TO BE DONE - Write every line of the material out exactly as shown.

———

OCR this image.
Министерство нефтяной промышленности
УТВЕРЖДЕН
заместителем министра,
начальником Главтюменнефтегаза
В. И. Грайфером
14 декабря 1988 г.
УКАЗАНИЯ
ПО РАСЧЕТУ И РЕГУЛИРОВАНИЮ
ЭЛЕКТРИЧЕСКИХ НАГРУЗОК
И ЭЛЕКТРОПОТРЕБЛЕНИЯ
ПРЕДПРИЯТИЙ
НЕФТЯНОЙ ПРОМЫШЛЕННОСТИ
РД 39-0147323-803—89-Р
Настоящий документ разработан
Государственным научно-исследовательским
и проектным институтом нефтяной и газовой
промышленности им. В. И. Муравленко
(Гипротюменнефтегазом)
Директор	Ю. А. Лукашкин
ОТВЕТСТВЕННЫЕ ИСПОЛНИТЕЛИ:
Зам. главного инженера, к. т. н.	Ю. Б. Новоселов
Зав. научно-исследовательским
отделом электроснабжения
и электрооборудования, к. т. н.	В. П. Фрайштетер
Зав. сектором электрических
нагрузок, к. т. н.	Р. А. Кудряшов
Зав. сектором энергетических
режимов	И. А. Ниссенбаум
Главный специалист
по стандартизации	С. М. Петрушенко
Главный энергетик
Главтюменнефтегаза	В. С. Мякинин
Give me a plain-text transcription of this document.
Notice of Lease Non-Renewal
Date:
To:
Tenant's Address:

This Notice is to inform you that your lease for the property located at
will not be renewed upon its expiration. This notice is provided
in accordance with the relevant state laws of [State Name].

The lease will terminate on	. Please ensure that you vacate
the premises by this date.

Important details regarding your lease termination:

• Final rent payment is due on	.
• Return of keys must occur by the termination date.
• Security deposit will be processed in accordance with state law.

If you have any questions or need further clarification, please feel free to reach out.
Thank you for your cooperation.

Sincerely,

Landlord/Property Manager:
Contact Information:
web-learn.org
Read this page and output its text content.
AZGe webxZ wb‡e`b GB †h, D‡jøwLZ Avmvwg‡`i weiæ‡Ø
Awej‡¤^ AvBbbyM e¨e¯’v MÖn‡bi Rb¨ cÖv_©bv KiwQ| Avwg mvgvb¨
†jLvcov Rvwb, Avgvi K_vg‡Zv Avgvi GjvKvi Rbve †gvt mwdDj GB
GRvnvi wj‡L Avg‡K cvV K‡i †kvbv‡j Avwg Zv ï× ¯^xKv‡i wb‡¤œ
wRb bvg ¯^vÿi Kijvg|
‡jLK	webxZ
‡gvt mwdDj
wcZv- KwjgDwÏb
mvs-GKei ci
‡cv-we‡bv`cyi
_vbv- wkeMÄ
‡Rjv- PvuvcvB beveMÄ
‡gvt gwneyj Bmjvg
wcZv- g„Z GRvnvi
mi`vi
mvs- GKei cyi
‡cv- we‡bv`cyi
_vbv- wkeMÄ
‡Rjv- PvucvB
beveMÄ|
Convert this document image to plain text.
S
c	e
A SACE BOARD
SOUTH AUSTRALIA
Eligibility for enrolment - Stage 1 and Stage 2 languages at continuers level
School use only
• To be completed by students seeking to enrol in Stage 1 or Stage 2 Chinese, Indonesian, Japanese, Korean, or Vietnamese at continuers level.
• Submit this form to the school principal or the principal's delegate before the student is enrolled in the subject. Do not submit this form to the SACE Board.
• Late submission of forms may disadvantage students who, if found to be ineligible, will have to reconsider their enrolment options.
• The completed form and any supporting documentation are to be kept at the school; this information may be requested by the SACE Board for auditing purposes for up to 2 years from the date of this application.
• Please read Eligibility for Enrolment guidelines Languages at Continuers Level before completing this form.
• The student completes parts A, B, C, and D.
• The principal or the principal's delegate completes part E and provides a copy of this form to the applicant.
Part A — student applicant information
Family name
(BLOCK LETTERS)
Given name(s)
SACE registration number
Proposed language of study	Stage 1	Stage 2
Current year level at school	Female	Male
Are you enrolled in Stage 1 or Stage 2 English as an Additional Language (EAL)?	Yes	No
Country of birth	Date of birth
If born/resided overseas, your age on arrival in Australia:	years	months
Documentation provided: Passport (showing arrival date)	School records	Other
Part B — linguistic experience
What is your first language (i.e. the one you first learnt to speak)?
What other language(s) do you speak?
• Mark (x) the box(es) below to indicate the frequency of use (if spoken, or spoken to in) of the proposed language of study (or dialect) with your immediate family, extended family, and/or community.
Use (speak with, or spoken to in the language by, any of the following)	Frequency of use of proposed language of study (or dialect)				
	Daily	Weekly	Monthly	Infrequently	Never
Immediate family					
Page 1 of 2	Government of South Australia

———

COMPLETE RESPONSE -
OCR this image.
Министерство нефтяной промышленности
УТВЕРЖДЕН
заместителем министра,
начальником Главтюменнефтегаза
В. И. Грайфером
14 декабря 1988 г.
УКАЗАНИЯ
ПО РАСЧЕТУ И РЕГУЛИРОВАНИЮ
ЭЛЕКТРИЧЕСКИХ НАГРУЗОК
И ЭЛЕКТРОПОТРЕБЛЕНИЯ
ПРЕДПРИЯТИЙ
НЕФТЯНОЙ ПРОМЫШЛЕННОСТИ
РД 39-0147323-803—89-Р
Настоящий документ разработан
Государственным научно-исследовательским
и проектным институтом нефтяной и газовой
промышленности им. В. И. Муравленко
(Гипротюменнефтегазом)
Директор	Ю. А. Лукашкин
ОТВЕТСТВЕННЫЕ ИСПОЛНИТЕЛИ:
Зам. главного инженера, к. т. н.	Ю. Б. Новоселов
Зав. научно-исследовательским
отделом электроснабжения
и электрооборудования, к. т. н.	В. П. Фрайштетер
Зав. сектором электрических
нагрузок, к. т. н.	Р. А. Кудряшов
Зав. сектором энергетических
режимов	И. А. Ниссенбаум
Главный специалист
по стандартизации	С. М. Петрушенко
Главный энергетик
Главтюменнефтегаза	В. С. Мякинин
Give me a plain-text transcription of this document.
Notice of Lease Non-Renewal
Date:
To:
Tenant's Address:

This Notice is to inform you that your lease for the property located at
will not be renewed upon its expiration. This notice is provided
in accordance with the relevant state laws of [State Name].

The lease will terminate on	. Please ensure that you vacate
the premises by this date.

Important details regarding your lease termination:

• Final rent payment is due on	.
• Return of keys must occur by the termination date.
• Security deposit will be processed in accordance with state law.

If you have any questions or need further clarification, please feel free to reach out.
Thank you for your cooperation.

Sincerely,

Landlord/Property Manager:
Contact Information:
web-learn.org
Read this page and output its text content.
AZGe webxZ wb‡e`b GB †h, D‡jøwLZ Avmvwg‡`i weiæ‡Ø
Awej‡¤^ AvBbbyM e¨e¯’v MÖn‡bi Rb¨ cÖv_©bv KiwQ| Avwg mvgvb¨
†jLvcov Rvwb, Avgvi K_vg‡Zv Avgvi GjvKvi Rbve †gvt mwdDj GB
GRvnvi wj‡L Avg‡K cvV K‡i †kvbv‡j Avwg Zv ï× ¯^xKv‡i wb‡¤œ
wRb bvg ¯^vÿi Kijvg|
‡jLK	webxZ
‡gvt mwdDj
wcZv- KwjgDwÏb
mvs-GKei ci
‡cv-we‡bv`cyi
_vbv- wkeMÄ
‡Rjv- PvuvcvB beveMÄ
‡gvt gwneyj Bmjvg
wcZv- g„Z GRvnvi
mi`vi
mvs- GKei cyi
‡cv- we‡bv`cyi
_vbv- wkeMÄ
‡Rjv- PvucvB
beveMÄ|
Convert this document image to plain text.
S
c	e
A SACE BOARD
SOUTH AUSTRALIA
Eligibility for enrolment - Stage 1 and Stage 2 languages at continuers level
School use only
• To be completed by students seeking to enrol in Stage 1 or Stage 2 Chinese, Indonesian, Japanese, Korean, or Vietnamese at continuers level.
• Submit this form to the school principal or the principal's delegate before the student is enrolled in the subject. Do not submit this form to the SACE Board.
• Late submission of forms may disadvantage students who, if found to be ineligible, will have to reconsider their enrolment options.
• The completed form and any supporting documentation are to be kept at the school; this information may be requested by the SACE Board for auditing purposes for up to 2 years from the date of this application.
• Please read Eligibility for Enrolment guidelines Languages at Continuers Level before completing this form.
• The student completes parts A, B, C, and D.
• The principal or the principal's delegate completes part E and provides a copy of this form to the applicant.
Part A — student applicant information
Family name
(BLOCK LETTERS)
Given name(s)
SACE registration number
Proposed language of study	Stage 1	Stage 2
Current year level at school	Female	Male
Are you enrolled in Stage 1 or Stage 2 English as an Additional Language (EAL)?	Yes	No
Country of birth	Date of birth
If born/resided overseas, your age on arrival in Australia:	years	months
Documentation provided: Passport (showing arrival date)	School records	Other
Part B — linguistic experience
What is your first language (i.e. the one you first learnt to speak)?
What other language(s) do you speak?
• Mark (x) the box(es) below to indicate the frequency of use (if spoken, or spoken to in) of the proposed language of study (or dialect) with your immediate family, extended family, and/or community.
Use (speak with, or spoken to in the language by, any of the following)	Frequency of use of proposed language of study (or dialect)				
	Daily	Weekly	Monthly	Infrequently	Never
Immediate family					
Page 1 of 2	Government of South Australia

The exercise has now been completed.